*DATA RECORDS:*

---

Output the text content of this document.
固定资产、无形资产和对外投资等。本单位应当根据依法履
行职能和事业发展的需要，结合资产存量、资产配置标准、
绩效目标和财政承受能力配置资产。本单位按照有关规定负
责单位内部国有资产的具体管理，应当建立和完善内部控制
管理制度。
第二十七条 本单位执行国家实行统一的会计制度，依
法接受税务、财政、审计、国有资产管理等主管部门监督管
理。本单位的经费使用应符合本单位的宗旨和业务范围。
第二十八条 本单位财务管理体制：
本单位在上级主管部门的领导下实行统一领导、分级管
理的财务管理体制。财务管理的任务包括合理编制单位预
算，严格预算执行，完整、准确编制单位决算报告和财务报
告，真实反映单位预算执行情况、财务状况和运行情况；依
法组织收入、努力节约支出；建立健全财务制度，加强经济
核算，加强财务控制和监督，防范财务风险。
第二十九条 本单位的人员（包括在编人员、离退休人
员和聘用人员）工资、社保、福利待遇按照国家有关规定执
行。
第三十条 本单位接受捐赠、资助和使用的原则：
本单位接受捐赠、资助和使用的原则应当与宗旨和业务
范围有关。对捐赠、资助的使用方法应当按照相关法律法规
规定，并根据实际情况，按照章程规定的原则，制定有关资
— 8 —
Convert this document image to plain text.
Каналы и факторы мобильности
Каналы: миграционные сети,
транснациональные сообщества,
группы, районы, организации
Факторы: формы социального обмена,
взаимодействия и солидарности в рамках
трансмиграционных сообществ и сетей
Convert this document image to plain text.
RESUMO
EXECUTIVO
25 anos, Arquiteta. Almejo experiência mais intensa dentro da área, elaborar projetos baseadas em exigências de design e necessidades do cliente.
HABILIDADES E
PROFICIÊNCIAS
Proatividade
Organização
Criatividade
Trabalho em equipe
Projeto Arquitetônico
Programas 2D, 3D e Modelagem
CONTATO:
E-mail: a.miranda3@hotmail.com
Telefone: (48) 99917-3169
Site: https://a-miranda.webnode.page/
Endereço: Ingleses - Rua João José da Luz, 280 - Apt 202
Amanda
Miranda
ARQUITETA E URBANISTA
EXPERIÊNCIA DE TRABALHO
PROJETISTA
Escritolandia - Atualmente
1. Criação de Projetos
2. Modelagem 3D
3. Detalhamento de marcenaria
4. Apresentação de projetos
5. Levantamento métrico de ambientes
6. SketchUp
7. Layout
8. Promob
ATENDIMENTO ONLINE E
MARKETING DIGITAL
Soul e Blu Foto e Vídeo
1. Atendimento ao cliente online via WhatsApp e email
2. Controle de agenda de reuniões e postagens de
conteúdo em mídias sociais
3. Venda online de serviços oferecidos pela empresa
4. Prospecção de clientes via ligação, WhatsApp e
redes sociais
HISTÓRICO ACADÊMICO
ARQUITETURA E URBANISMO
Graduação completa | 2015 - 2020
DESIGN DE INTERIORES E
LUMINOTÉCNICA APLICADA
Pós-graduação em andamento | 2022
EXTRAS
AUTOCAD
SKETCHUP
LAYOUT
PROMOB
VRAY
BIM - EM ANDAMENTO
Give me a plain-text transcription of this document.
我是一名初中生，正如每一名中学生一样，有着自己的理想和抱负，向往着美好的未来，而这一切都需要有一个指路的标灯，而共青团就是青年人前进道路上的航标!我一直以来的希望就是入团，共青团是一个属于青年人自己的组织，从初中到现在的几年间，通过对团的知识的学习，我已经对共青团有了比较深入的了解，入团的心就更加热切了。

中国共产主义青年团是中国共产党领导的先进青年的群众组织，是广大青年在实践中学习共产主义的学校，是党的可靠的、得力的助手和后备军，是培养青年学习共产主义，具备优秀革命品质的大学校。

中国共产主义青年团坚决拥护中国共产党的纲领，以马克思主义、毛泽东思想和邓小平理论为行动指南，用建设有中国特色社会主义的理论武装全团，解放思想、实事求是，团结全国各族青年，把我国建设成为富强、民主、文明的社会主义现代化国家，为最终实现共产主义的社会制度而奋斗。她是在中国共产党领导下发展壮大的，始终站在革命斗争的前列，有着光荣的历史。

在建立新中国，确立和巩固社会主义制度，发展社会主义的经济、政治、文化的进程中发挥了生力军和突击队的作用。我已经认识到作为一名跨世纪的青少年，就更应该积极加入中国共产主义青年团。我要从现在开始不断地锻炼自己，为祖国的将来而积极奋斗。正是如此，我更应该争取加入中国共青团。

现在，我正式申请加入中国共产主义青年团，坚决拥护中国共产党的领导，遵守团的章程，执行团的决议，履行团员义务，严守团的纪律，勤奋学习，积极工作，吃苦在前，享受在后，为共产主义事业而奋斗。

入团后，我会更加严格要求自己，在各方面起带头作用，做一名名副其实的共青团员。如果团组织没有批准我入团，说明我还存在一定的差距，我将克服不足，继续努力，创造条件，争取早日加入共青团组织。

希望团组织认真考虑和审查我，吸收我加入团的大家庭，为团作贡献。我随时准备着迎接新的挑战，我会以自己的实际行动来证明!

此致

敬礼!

---

*YOUR TASK:* Look through the entries above. Extract each line with the word "sociais".

*TASK ANSWER:*
conteúdo em mídias sociais
redes sociais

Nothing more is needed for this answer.